_SOURCE EXTRACT:_
------------------------------

That's right - it's nearly Valentine's Day again. Or, as some would have it, Singles Awareness Day. But I'm thinking that's a label slapped on it from some girl who got dumped on a February 7 one year, and is bitter.
But we're not bitter, are we, brothers? No! We love the women in our lives; of course we do!
All I'm asking you to consider, though, is this:
Does the fact that we love them mean that we have to shower them with cloyingly sweet chocolates, offensively overpriced roses, and special "Empty Wallet" prix-fixe dinners at fancy restaurants?
I say NAY!
Enough! We've had all we can stands, and we can't stands no more - amirite? Yes, I am! Valentine's Day is a terribly one-sided holiday: we give, they take! And woe betide any of us who gets the brand of chocolate, the type of rose, or the restaurant reservations wrong! Yes, woe be upon any of us who don't Follow The Script for the annual February chick-fest! (Especially when we have to do it again, on their birthdays! At least the birthday is something real to celebrate, a time to give thanks that she's in your life!)
Here's a guy who won't take it anymore, either. He's started a boycott of Valentine's Day, calling it a "nomance" - and he's right!

------------------------------

_GIVEN MATERIAL:_
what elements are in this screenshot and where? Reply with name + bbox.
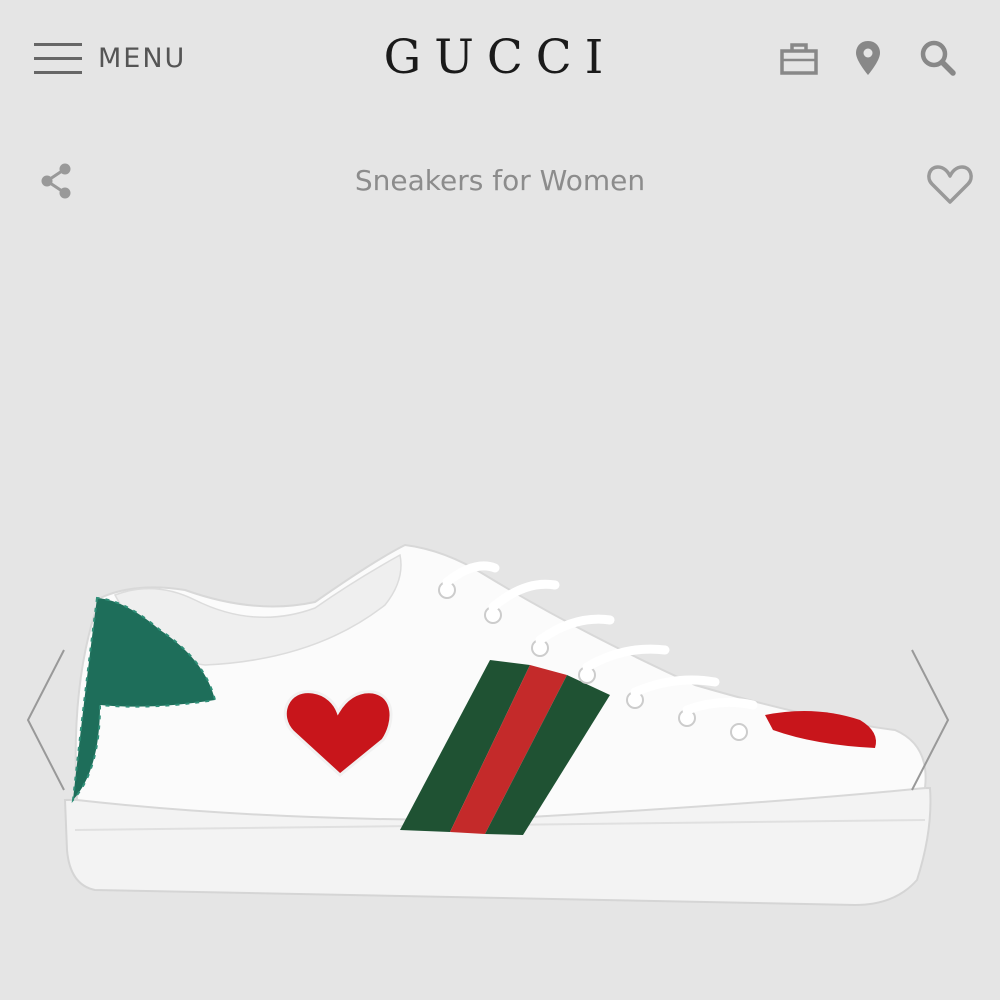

------------------------------

_SET PROBLEM A:_ Quote the Valentine's Day post from "Enough! We've had" up to and including "in your life!)".
_SET PROBLEM B:_ Summarize the Valentine's Day post in two sentences.

_CORRECT RESPONSE A:_
Enough! We've had all we can stands, and we can't stands no more - amirite? Yes, I am! Valentine's Day is a terribly one-sided holiday: we give, they take! And woe betide any of us who gets the brand of chocolate, the type of rose, or the restaurant reservations wrong! Yes, woe be upon any of us who don't Follow The Script for the annual February chick-fest! (Especially when we have to do it again, on their birthdays! At least the birthday is something real to celebrate, a time to give thanks that she's in your life!)

_CORRECT RESPONSE B:_ The writer argues that loving the women in their lives doesn't oblige men to shower them with sweet chocolates, overpriced roses, and costly prix-fixe dinners, calling Valentine's Day a one-sided holiday in which men give and women take. The writer also backs a man who has started a boycott of the day, which he calls a "nomance."